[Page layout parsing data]

>>>>

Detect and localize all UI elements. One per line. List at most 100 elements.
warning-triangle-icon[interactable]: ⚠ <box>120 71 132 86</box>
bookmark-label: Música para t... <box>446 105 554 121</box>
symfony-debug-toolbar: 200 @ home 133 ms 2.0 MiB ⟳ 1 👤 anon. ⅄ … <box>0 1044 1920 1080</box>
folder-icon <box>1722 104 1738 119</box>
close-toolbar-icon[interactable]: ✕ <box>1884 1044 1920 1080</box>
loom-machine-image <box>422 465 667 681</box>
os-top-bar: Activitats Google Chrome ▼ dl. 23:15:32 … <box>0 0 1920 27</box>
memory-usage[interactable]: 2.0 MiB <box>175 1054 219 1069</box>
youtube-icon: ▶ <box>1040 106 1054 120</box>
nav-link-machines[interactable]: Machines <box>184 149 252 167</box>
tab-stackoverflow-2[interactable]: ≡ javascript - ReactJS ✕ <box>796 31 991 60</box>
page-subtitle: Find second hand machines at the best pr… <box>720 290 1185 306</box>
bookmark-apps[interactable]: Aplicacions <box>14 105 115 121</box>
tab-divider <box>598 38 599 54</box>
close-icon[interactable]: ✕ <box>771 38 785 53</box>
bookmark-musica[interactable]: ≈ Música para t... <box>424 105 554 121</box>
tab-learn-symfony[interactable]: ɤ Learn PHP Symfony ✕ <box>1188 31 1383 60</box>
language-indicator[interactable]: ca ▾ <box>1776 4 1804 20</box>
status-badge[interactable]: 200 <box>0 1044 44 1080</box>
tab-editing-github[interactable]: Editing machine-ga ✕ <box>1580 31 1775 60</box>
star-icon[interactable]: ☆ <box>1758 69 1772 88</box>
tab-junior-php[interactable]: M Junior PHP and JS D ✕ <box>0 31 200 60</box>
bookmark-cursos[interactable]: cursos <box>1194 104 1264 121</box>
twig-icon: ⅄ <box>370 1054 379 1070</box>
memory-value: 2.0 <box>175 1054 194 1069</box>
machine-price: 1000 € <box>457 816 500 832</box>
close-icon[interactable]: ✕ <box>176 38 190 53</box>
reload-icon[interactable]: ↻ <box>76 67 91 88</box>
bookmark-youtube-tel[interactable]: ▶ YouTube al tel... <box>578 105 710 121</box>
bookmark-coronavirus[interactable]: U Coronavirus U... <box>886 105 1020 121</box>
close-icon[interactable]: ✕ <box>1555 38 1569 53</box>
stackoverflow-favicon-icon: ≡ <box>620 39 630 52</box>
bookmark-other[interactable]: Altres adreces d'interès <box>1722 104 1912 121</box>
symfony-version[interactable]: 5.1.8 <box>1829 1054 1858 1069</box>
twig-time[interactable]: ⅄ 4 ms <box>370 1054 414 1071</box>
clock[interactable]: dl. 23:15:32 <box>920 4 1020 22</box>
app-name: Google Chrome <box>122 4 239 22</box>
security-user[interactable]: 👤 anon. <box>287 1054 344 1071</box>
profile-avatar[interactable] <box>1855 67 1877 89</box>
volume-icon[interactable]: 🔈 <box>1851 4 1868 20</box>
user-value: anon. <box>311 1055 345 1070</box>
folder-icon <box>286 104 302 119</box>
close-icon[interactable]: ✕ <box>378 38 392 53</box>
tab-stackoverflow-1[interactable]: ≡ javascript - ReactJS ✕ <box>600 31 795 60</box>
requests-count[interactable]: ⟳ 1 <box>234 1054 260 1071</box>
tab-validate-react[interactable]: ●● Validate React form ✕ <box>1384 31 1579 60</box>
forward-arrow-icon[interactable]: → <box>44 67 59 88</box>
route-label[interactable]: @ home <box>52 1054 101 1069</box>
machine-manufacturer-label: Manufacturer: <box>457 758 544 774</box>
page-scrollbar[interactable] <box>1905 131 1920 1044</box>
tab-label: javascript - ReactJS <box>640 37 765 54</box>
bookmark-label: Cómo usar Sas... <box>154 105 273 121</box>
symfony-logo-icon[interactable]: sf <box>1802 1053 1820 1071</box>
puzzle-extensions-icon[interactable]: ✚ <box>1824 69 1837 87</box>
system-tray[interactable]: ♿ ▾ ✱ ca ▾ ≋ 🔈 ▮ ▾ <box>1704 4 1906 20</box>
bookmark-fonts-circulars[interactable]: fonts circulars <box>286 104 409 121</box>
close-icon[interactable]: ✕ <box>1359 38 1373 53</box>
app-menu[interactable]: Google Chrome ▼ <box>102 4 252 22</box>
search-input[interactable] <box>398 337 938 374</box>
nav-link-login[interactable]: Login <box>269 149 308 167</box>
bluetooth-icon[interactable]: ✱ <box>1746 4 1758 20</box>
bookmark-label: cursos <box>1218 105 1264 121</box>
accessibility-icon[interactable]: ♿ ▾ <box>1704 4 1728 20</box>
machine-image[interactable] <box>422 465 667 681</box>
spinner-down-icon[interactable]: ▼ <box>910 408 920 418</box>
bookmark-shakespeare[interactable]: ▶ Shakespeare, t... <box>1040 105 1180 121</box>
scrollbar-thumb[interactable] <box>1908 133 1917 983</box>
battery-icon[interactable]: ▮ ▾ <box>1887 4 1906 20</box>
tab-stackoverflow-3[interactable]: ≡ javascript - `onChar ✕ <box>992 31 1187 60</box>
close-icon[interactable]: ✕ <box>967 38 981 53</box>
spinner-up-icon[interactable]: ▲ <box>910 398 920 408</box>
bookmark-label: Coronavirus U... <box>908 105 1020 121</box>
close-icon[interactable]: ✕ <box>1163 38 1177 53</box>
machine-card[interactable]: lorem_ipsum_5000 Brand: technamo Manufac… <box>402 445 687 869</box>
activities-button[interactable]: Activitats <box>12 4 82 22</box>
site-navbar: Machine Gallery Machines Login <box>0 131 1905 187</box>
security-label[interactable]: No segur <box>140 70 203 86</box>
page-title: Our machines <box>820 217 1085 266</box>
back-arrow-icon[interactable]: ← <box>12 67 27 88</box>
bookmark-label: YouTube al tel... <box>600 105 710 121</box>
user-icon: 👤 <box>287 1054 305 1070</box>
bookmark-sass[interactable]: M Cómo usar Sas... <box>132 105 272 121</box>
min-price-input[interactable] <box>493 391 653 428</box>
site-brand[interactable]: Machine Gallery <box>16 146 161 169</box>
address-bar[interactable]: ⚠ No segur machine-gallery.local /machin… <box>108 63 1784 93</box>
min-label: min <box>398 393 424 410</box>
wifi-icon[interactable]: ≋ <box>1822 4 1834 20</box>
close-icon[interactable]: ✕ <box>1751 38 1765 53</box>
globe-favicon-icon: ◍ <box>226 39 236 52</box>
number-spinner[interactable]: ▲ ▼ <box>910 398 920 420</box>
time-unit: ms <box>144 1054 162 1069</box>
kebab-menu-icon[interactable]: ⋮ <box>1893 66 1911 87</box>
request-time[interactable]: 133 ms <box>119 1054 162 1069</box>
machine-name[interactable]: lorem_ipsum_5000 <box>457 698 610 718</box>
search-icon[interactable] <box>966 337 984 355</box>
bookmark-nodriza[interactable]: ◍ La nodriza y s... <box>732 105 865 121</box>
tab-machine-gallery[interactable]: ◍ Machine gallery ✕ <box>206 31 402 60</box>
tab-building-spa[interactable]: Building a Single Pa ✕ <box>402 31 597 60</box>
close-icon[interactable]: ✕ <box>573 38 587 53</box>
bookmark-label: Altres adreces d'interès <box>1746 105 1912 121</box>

<<<<

WHAT TO WORK ON. Each entry above needs to be duplicated exactly.

RESPONSE TO THE EXERCISE.
Detect and localize all UI elements. One per line. List at most 100 elements.
warning-triangle-icon[interactable]: ⚠ <box>120 71 132 86</box>
bookmark-label: Música para t... <box>446 105 554 121</box>
symfony-debug-toolbar: 200 @ home 133 ms 2.0 MiB ⟳ 1 👤 anon. ⅄ … <box>0 1044 1920 1080</box>
folder-icon <box>1722 104 1738 119</box>
close-toolbar-icon[interactable]: ✕ <box>1884 1044 1920 1080</box>
loom-machine-image <box>422 465 667 681</box>
os-top-bar: Activitats Google Chrome ▼ dl. 23:15:32 … <box>0 0 1920 27</box>
memory-usage[interactable]: 2.0 MiB <box>175 1054 219 1069</box>
youtube-icon: ▶ <box>1040 106 1054 120</box>
nav-link-machines[interactable]: Machines <box>184 149 252 167</box>
tab-stackoverflow-2[interactable]: ≡ javascript - ReactJS ✕ <box>796 31 991 60</box>
page-subtitle: Find second hand machines at the best pr… <box>720 290 1185 306</box>
bookmark-apps[interactable]: Aplicacions <box>14 105 115 121</box>
tab-divider <box>598 38 599 54</box>
close-icon[interactable]: ✕ <box>771 38 785 53</box>
bookmark-musica[interactable]: ≈ Música para t... <box>424 105 554 121</box>
tab-learn-symfony[interactable]: ɤ Learn PHP Symfony ✕ <box>1188 31 1383 60</box>
language-indicator[interactable]: ca ▾ <box>1776 4 1804 20</box>
status-badge[interactable]: 200 <box>0 1044 44 1080</box>
tab-editing-github[interactable]: Editing machine-ga ✕ <box>1580 31 1775 60</box>
star-icon[interactable]: ☆ <box>1758 69 1772 88</box>
tab-junior-php[interactable]: M Junior PHP and JS D ✕ <box>0 31 200 60</box>
bookmark-cursos[interactable]: cursos <box>1194 104 1264 121</box>
twig-icon: ⅄ <box>370 1054 379 1070</box>
memory-value: 2.0 <box>175 1054 194 1069</box>
machine-price: 1000 € <box>457 816 500 832</box>
close-icon[interactable]: ✕ <box>176 38 190 53</box>
reload-icon[interactable]: ↻ <box>76 67 91 88</box>
bookmark-youtube-tel[interactable]: ▶ YouTube al tel... <box>578 105 710 121</box>
bookmark-coronavirus[interactable]: U Coronavirus U... <box>886 105 1020 121</box>
close-icon[interactable]: ✕ <box>1555 38 1569 53</box>
stackoverflow-favicon-icon: ≡ <box>620 39 630 52</box>
bookmark-other[interactable]: Altres adreces d'interès <box>1722 104 1912 121</box>
symfony-version[interactable]: 5.1.8 <box>1829 1054 1858 1069</box>
twig-time[interactable]: ⅄ 4 ms <box>370 1054 414 1071</box>
clock[interactable]: dl. 23:15:32 <box>920 4 1020 22</box>
app-name: Google Chrome <box>122 4 239 22</box>
security-user[interactable]: 👤 anon. <box>287 1054 344 1071</box>
profile-avatar[interactable] <box>1855 67 1877 89</box>
volume-icon[interactable]: 🔈 <box>1851 4 1868 20</box>
user-value: anon. <box>311 1055 345 1070</box>
folder-icon <box>286 104 302 119</box>
close-icon[interactable]: ✕ <box>378 38 392 53</box>
tab-stackoverflow-1[interactable]: ≡ javascript - ReactJS ✕ <box>600 31 795 60</box>
requests-count[interactable]: ⟳ 1 <box>234 1054 260 1071</box>
tab-validate-react[interactable]: ●● Validate React form ✕ <box>1384 31 1579 60</box>
forward-arrow-icon[interactable]: → <box>44 67 59 88</box>
route-label[interactable]: @ home <box>52 1054 101 1069</box>
machine-manufacturer-label: Manufacturer: <box>457 758 544 774</box>
page-scrollbar[interactable] <box>1905 131 1920 1044</box>
tab-label: javascript - ReactJS <box>640 37 765 54</box>
bookmark-label: Cómo usar Sas... <box>154 105 273 121</box>
symfony-logo-icon[interactable]: sf <box>1802 1053 1820 1071</box>
puzzle-extensions-icon[interactable]: ✚ <box>1824 69 1837 87</box>
system-tray[interactable]: ♿ ▾ ✱ ca ▾ ≋ 🔈 ▮ ▾ <box>1704 4 1906 20</box>
bookmark-fonts-circulars[interactable]: fonts circulars <box>286 104 409 121</box>
close-icon[interactable]: ✕ <box>1359 38 1373 53</box>
app-menu[interactable]: Google Chrome ▼ <box>102 4 252 22</box>
search-input[interactable] <box>398 337 938 374</box>
nav-link-login[interactable]: Login <box>269 149 308 167</box>
bluetooth-icon[interactable]: ✱ <box>1746 4 1758 20</box>
bookmark-label: cursos <box>1218 105 1264 121</box>
accessibility-icon[interactable]: ♿ ▾ <box>1704 4 1728 20</box>
machine-image[interactable] <box>422 465 667 681</box>
spinner-down-icon[interactable]: ▼ <box>910 408 920 418</box>
bookmark-shakespeare[interactable]: ▶ Shakespeare, t... <box>1040 105 1180 121</box>
scrollbar-thumb[interactable] <box>1908 133 1917 983</box>
battery-icon[interactable]: ▮ ▾ <box>1887 4 1906 20</box>
tab-stackoverflow-3[interactable]: ≡ javascript - `onChar ✕ <box>992 31 1187 60</box>
close-icon[interactable]: ✕ <box>967 38 981 53</box>
spinner-up-icon[interactable]: ▲ <box>910 398 920 408</box>
bookmark-label: Coronavirus U... <box>908 105 1020 121</box>
close-icon[interactable]: ✕ <box>1163 38 1177 53</box>
machine-card[interactable]: lorem_ipsum_5000 Brand: technamo Manufac… <box>402 445 687 869</box>
activities-button[interactable]: Activitats <box>12 4 82 22</box>
site-navbar: Machine Gallery Machines Login <box>0 131 1905 187</box>
security-label[interactable]: No segur <box>140 70 203 86</box>
page-title: Our machines <box>820 217 1085 266</box>
back-arrow-icon[interactable]: ← <box>12 67 27 88</box>
bookmark-label: YouTube al tel... <box>600 105 710 121</box>
user-icon: 👤 <box>287 1054 305 1070</box>
bookmark-sass[interactable]: M Cómo usar Sas... <box>132 105 272 121</box>
min-price-input[interactable] <box>493 391 653 428</box>
site-brand[interactable]: Machine Gallery <box>16 146 161 169</box>
address-bar[interactable]: ⚠ No segur machine-gallery.local /machin… <box>108 63 1784 93</box>
min-label: min <box>398 393 424 410</box>
wifi-icon[interactable]: ≋ <box>1822 4 1834 20</box>
close-icon[interactable]: ✕ <box>1751 38 1765 53</box>
globe-favicon-icon: ◍ <box>226 39 236 52</box>
number-spinner[interactable]: ▲ ▼ <box>910 398 920 420</box>
time-unit: ms <box>144 1054 162 1069</box>
kebab-menu-icon[interactable]: ⋮ <box>1893 66 1911 87</box>
request-time[interactable]: 133 ms <box>119 1054 162 1069</box>
machine-name[interactable]: lorem_ipsum_5000 <box>457 698 610 718</box>
search-icon[interactable] <box>966 337 984 355</box>
bookmark-nodriza[interactable]: ◍ La nodriza y s... <box>732 105 865 121</box>
tab-machine-gallery[interactable]: ◍ Machine gallery ✕ <box>206 31 402 60</box>
tab-building-spa[interactable]: Building a Single Pa ✕ <box>402 31 597 60</box>
close-icon[interactable]: ✕ <box>573 38 587 53</box>
bookmark-label: Altres adreces d'interès <box>1746 105 1912 121</box>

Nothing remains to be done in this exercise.